━━ Source records ━━
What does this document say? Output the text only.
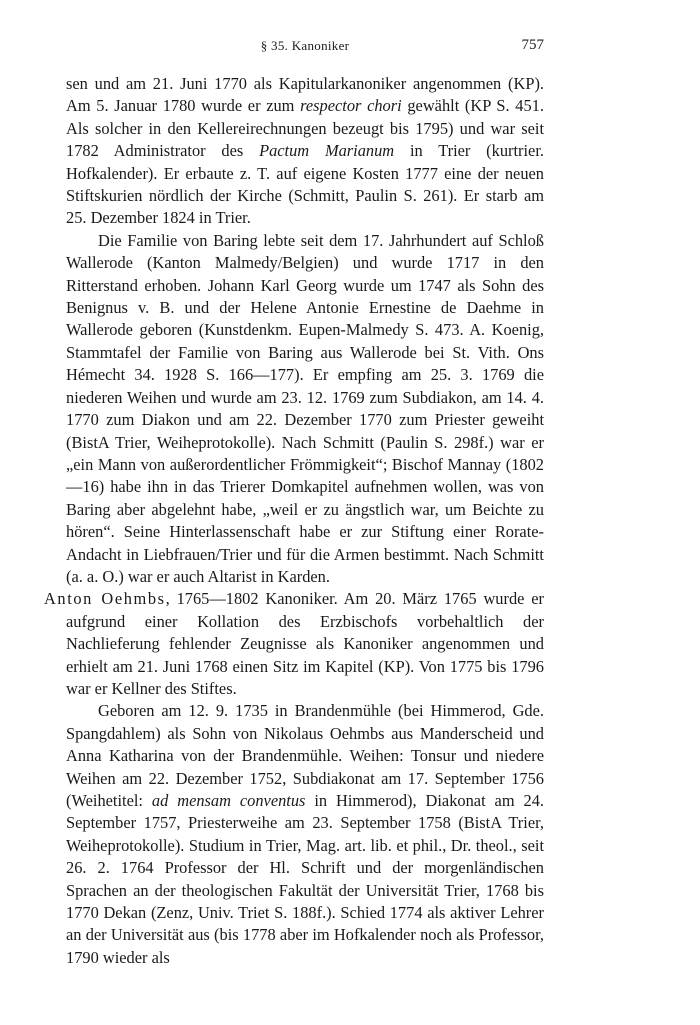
§ 35. Kanoniker	757

sen und am 21. Juni 1770 als Kapitularkanoniker angenommen (KP). Am 5. Januar 1780 wurde er zum respector chori gewählt (KP S. 451. Als solcher in den Kellereirechnungen bezeugt bis 1795) und war seit 1782 Administrator des Pactum Marianum in Trier (kurtrier. Hofkalender). Er erbaute z. T. auf eigene Kosten 1777 eine der neuen Stiftskurien nördlich der Kirche (Schmitt, Paulin S. 261). Er starb am 25. Dezember 1824 in Trier.

Die Familie von Baring lebte seit dem 17. Jahrhundert auf Schloß Wallerode (Kanton Malmedy/Belgien) und wurde 1717 in den Ritterstand erhoben. Johann Karl Georg wurde um 1747 als Sohn des Benignus v. B. und der Helene Antonie Ernestine de Daehme in Wallerode geboren (Kunstdenkm. Eupen-Malmedy S. 473. A. Koenig, Stammtafel der Familie von Baring aus Wallerode bei St. Vith. Ons Hémecht 34. 1928 S. 166—177). Er empfing am 25. 3. 1769 die niederen Weihen und wurde am 23. 12. 1769 zum Subdiakon, am 14. 4. 1770 zum Diakon und am 22. Dezember 1770 zum Priester geweiht (BistA Trier, Weiheprotokolle). Nach Schmitt (Paulin S. 298f.) war er „ein Mann von außerordentlicher Frömmigkeit“; Bischof Mannay (1802—16) habe ihn in das Trierer Domkapitel aufnehmen wollen, was von Baring aber abgelehnt habe, „weil er zu ängstlich war, um Beichte zu hören“. Seine Hinterlassenschaft habe er zur Stiftung einer Rorate-Andacht in Liebfrauen/Trier und für die Armen bestimmt. Nach Schmitt (a. a. O.) war er auch Altarist in Karden.

Anton Oehmbs, 1765—1802 Kanoniker. Am 20. März 1765 wurde er aufgrund einer Kollation des Erzbischofs vorbehaltlich der Nachlieferung fehlender Zeugnisse als Kanoniker angenommen und erhielt am 21. Juni 1768 einen Sitz im Kapitel (KP). Von 1775 bis 1796 war er Kellner des Stiftes.

Geboren am 12. 9. 1735 in Brandenmühle (bei Himmerod, Gde. Spangdahlem) als Sohn von Nikolaus Oehmbs aus Manderscheid und Anna Katharina von der Brandenmühle. Weihen: Tonsur und niedere Weihen am 22. Dezember 1752, Subdiakonat am 17. September 1756 (Weihetitel: ad mensam conventus in Himmerod), Diakonat am 24. September 1757, Priesterweihe am 23. September 1758 (BistA Trier, Weiheprotokolle). Studium in Trier, Mag. art. lib. et phil., Dr. theol., seit 26. 2. 1764 Professor der Hl. Schrift und der morgenländischen Sprachen an der theologischen Fakultät der Universität Trier, 1768 bis 1770 Dekan (Zenz, Univ. Triet S. 188f.). Schied 1774 als aktiver Lehrer an der Universität aus (bis 1778 aber im Hofkalender noch als Professor, 1790 wieder als
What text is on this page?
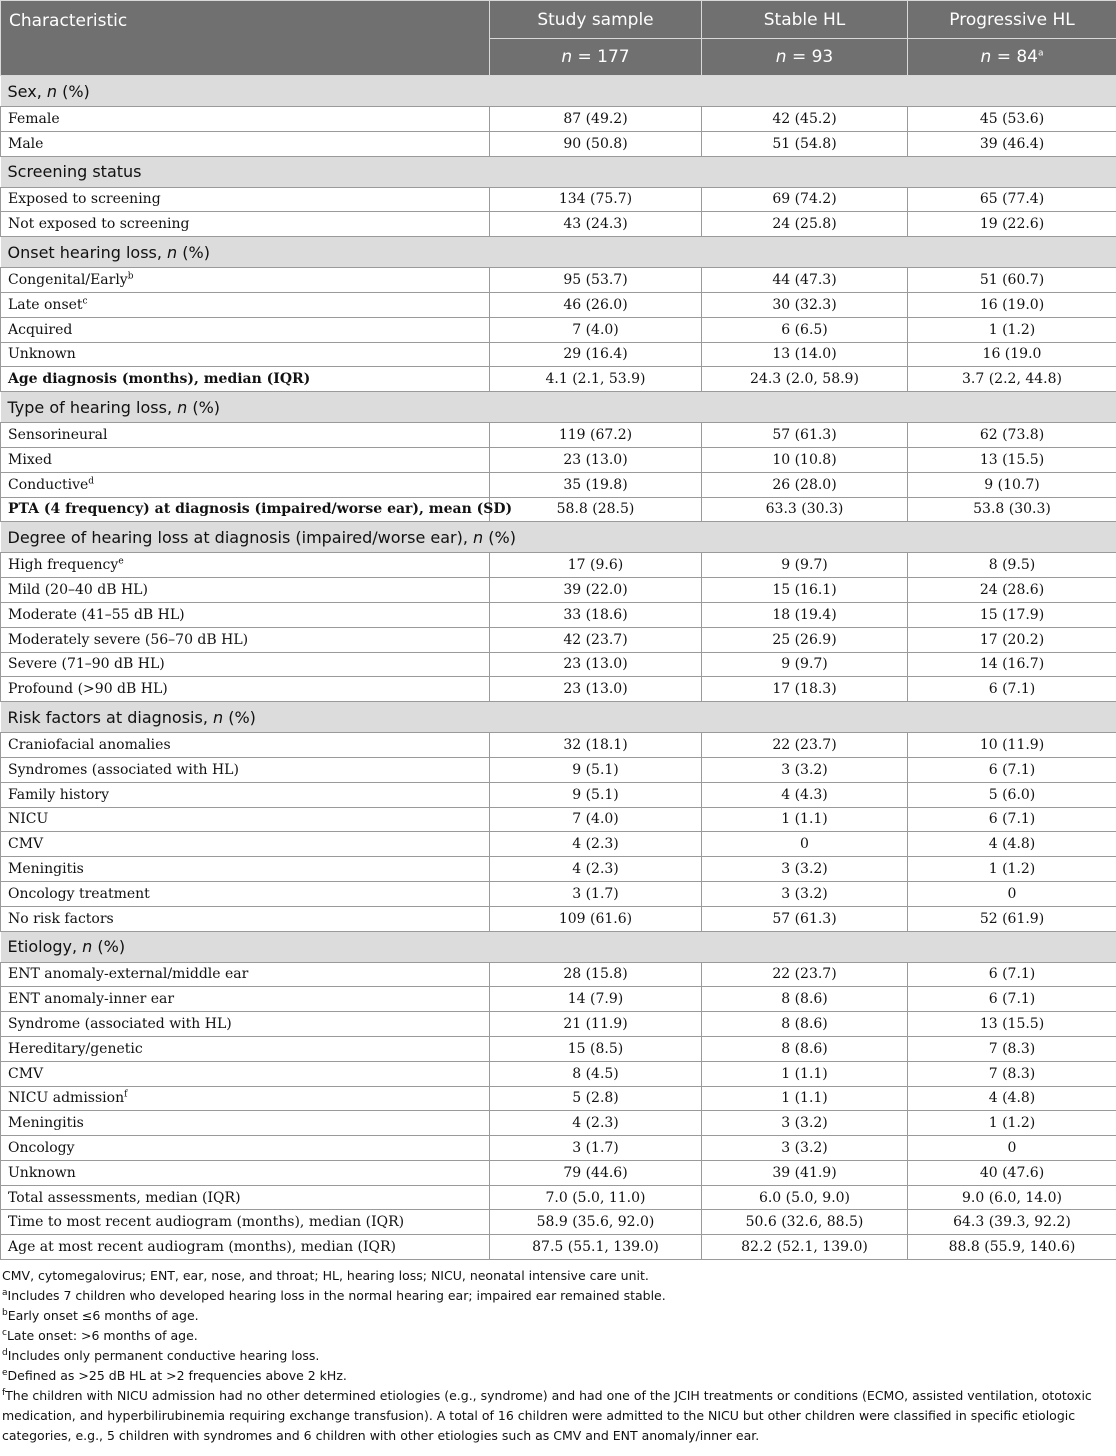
Characteristic	Study sample	Stable HL	Progressive HL
	n = 177	n = 93	$n = 84^a$
Sex, n (%)			
Female	87 (49.2)	42 (45.2)	45 (53.6)
Male	90 (50.8)	51 (54.8)	39 (46.4)
Screening status			
Exposed to screening	134 (75.7)	69 (74.2)	65 (77.4)
Not exposed to screening	43 (24.3)	24 (25.8)	19 (22.6)
Onset hearing loss, n (%)			
Congenital/Early$^b$	95 (53.7)	44 (47.3)	51 (60.7)
Late onset$^c$	46 (26.0)	30 (32.3)	16 (19.0)
Acquired	7 (4.0)	6 (6.5)	1 (1.2)
Unknown	29 (16.4)	13 (14.0)	16 (19.0
Age diagnosis (months), median (IQR)	4.1 (2.1, 53.9)	24.3 (2.0, 58.9)	3.7 (2.2, 44.8)
Type of hearing loss, n (%)			
Sensorineural	119 (67.2)	57 (61.3)	62 (73.8)
Mixed	23 (13.0)	10 (10.8)	13 (15.5)
Conductive$^d$	35 (19.8)	26 (28.0)	9 (10.7)
PTA (4 frequency) at diagnosis (impaired/worse ear), mean (SD)	58.8 (28.5)	63.3 (30.3)	53.8 (30.3)
Degree of hearing loss at diagnosis (impaired/worse ear), n (%)			
High frequency$^e$	17 (9.6)	9 (9.7)	8 (9.5)
Mild (20–40 dB HL)	39 (22.0)	15 (16.1)	24 (28.6)
Moderate (41–55 dB HL)	33 (18.6)	18 (19.4)	15 (17.9)
Moderately severe (56–70 dB HL)	42 (23.7)	25 (26.9)	17 (20.2)
Severe (71–90 dB HL)	23 (13.0)	9 (9.7)	14 (16.7)
Profound (>90 dB HL)	23 (13.0)	17 (18.3)	6 (7.1)
Risk factors at diagnosis, n (%)			
Craniofacial anomalies	32 (18.1)	22 (23.7)	10 (11.9)
Syndromes (associated with HL)	9 (5.1)	3 (3.2)	6 (7.1)
Family history	9 (5.1)	4 (4.3)	5 (6.0)
NICU	7 (4.0)	1 (1.1)	6 (7.1)
CMV	4 (2.3)	0	4 (4.8)
Meningitis	4 (2.3)	3 (3.2)	1 (1.2)
Oncology treatment	3 (1.7)	3 (3.2)	0
No risk factors	109 (61.6)	57 (61.3)	52 (61.9)
Etiology, n (%)			
ENT anomaly-external/middle ear	28 (15.8)	22 (23.7)	6 (7.1)
ENT anomaly-inner ear	14 (7.9)	8 (8.6)	6 (7.1)
Syndrome (associated with HL)	21 (11.9)	8 (8.6)	13 (15.5)
Hereditary/genetic	15 (8.5)	8 (8.6)	7 (8.3)
CMV	8 (4.5)	1 (1.1)	7 (8.3)
NICU admission$^f$	5 (2.8)	1 (1.1)	4 (4.8)
Meningitis	4 (2.3)	3 (3.2)	1 (1.2)
Oncology	3 (1.7)	3 (3.2)	0
Unknown	79 (44.6)	39 (41.9)	40 (47.6)
Total assessments, median (IQR)	7.0 (5.0, 11.0)	6.0 (5.0, 9.0)	9.0 (6.0, 14.0)
Time to most recent audiogram (months), median (IQR)	58.9 (35.6, 92.0)	50.6 (32.6, 88.5)	64.3 (39.3, 92.2)
Age at most recent audiogram (months), median (IQR)	87.5 (55.1, 139.0)	82.2 (52.1, 139.0)	88.8 (55.9, 140.6)
CMV, cytomegalovirus; ENT, ear, nose, and throat; HL, hearing loss; NICU, neonatal intensive care unit.
$^a$Includes 7 children who developed hearing loss in the normal hearing ear; impaired ear remained stable.
$^b$Early onset ≤6 months of age.
$^c$Late onset: >6 months of age.
$^d$Includes only permanent conductive hearing loss.
$^e$Defined as >25 dB HL at >2 frequencies above 2 kHz.
$^f$The children with NICU admission had no other determined etiologies (e.g., syndrome) and had one of the JCIH treatments or conditions (ECMO, assisted ventilation, ototoxic medication, and hyperbilirubinemia requiring exchange transfusion). A total of 16 children were admitted to the NICU but other children were classified in specific etiologic categories, e.g., 5 children with syndromes and 6 children with other etiologies such as CMV and ENT anomaly/inner ear.
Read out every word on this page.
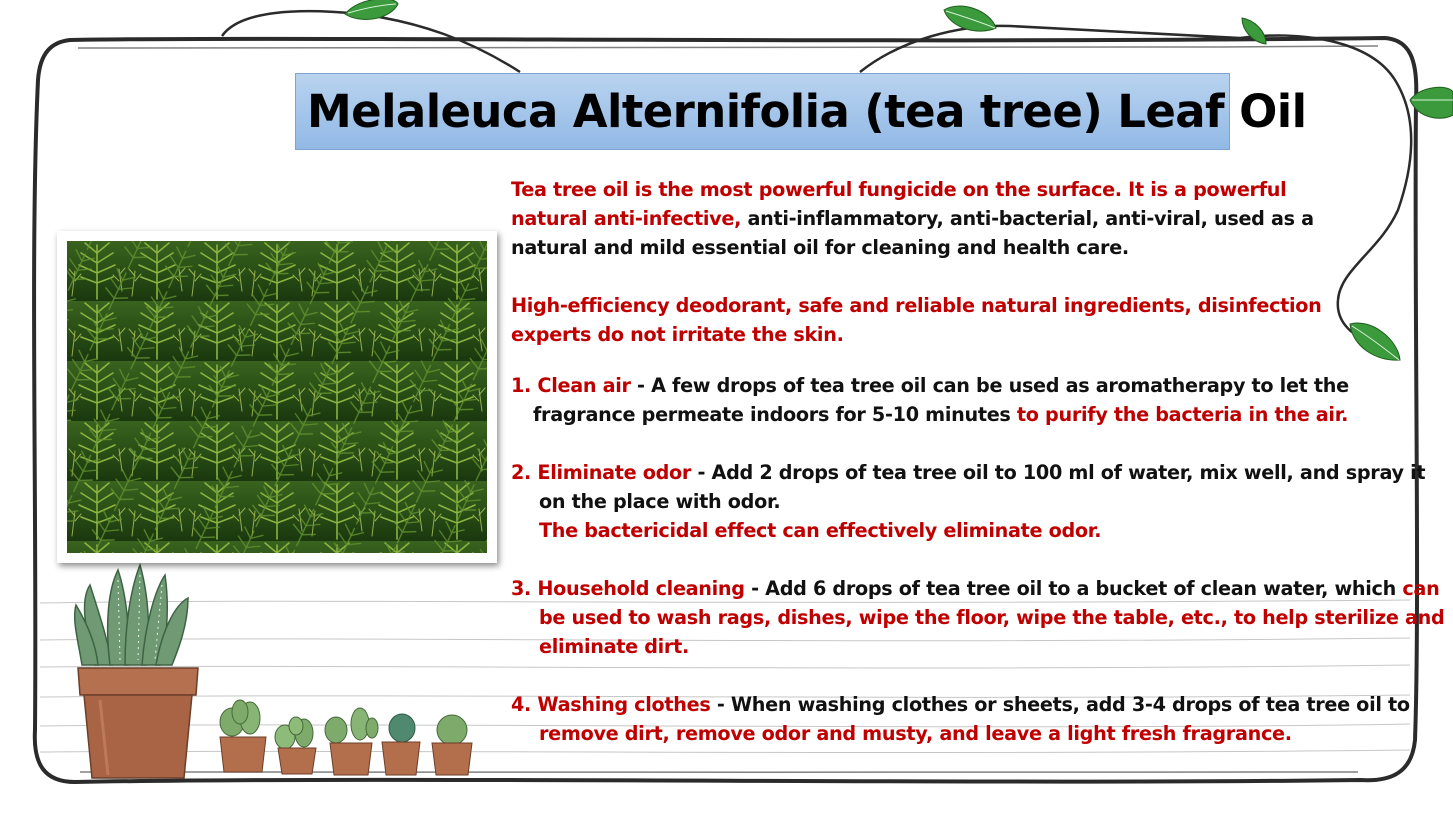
Melaleuca Alternifolia (tea tree) Leaf Oil

Tea tree oil is the most powerful fungicide on the surface. It is a powerful
natural anti-infective, anti-inflammatory, anti-bacterial, anti-viral, used as a
natural and mild essential oil for cleaning and health care.

High-efficiency deodorant, safe and reliable natural ingredients, disinfection
experts do not irritate the skin.

1. Clean air - A few drops of tea tree oil can be used as aromatherapy to let the
fragrance permeate indoors for 5-10 minutes to purify the bacteria in the air.

2. Eliminate odor - Add 2 drops of tea tree oil to 100 ml of water, mix well, and spray it
on the place with odor.
The bactericidal effect can effectively eliminate odor.

3. Household cleaning - Add 6 drops of tea tree oil to a bucket of clean water, which can
be used to wash rags, dishes, wipe the floor, wipe the table, etc., to help sterilize and
eliminate dirt.

4. Washing clothes - When washing clothes or sheets, add 3-4 drops of tea tree oil to
remove dirt, remove odor and musty, and leave a light fresh fragrance.
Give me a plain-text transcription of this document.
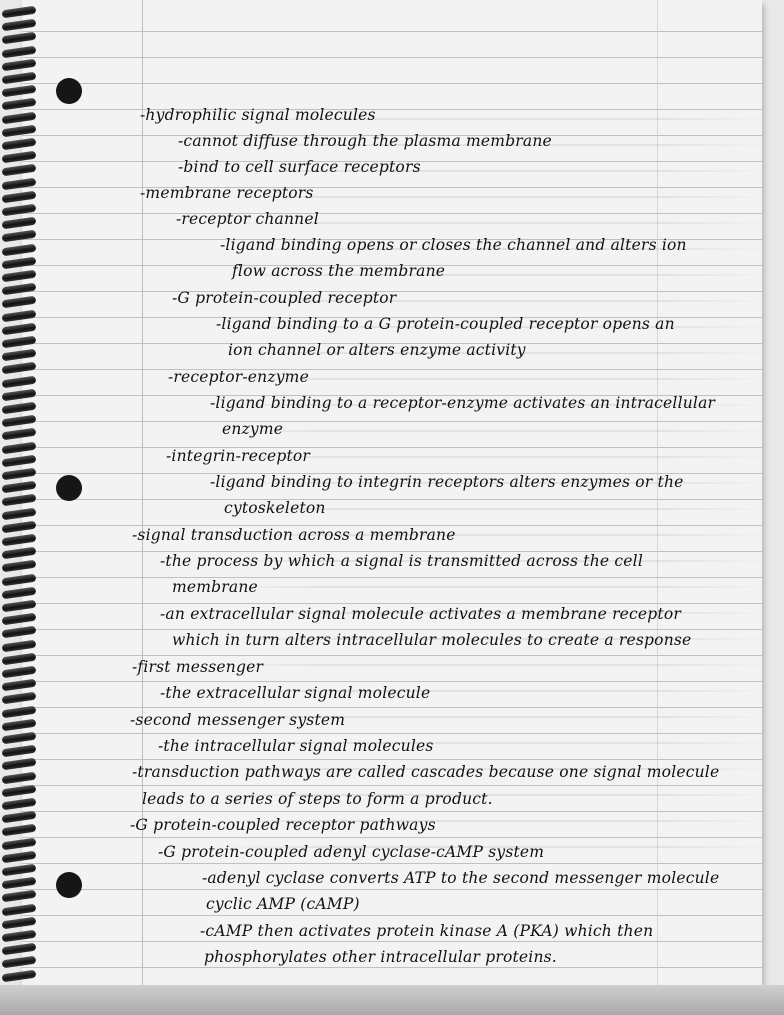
-hydrophilic signal molecules
-cannot diffuse through the plasma membrane
-bind to cell surface receptors
-membrane receptors
-receptor channel
-ligand binding opens or closes the channel and alters ion
flow across the membrane
-G protein-coupled receptor
-ligand binding to a G protein-coupled receptor opens an
ion channel or alters enzyme activity
-receptor-enzyme
-ligand binding to a receptor-enzyme activates an intracellular
enzyme
-integrin-receptor
-ligand binding to integrin receptors alters enzymes or the
cytoskeleton
-signal transduction across a membrane
-the process by which a signal is transmitted across the cell
membrane
-an extracellular signal molecule activates a membrane receptor
which in turn alters intracellular molecules to create a response
-first messenger
-the extracellular signal molecule
-second messenger system
-the intracellular signal molecules
-transduction pathways are called cascades because one signal molecule
leads to a series of steps to form a product.
-G protein-coupled receptor pathways
-G protein-coupled adenyl cyclase-cAMP system
-adenyl cyclase converts ATP to the second messenger molecule
cyclic AMP (cAMP)
-cAMP then activates protein kinase A (PKA) which then
phosphorylates other intracellular proteins.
━━━
Work to complete:
Of the lines above, copy each that contains "most".

Final answer:
Time to most recent audiogram (months), median (IQR)	58.9 (35.6, 92.0)	50.6 (32.6, 88.5)	64.3 (39.3, 92.2)
Age at most recent audiogram (months), median (IQR)	87.5 (55.1, 139.0)	82.2 (52.1, 139.0)	88.8 (55.9, 140.6)
Tea tree oil is the most powerful fungicide on the surface. It is a powerful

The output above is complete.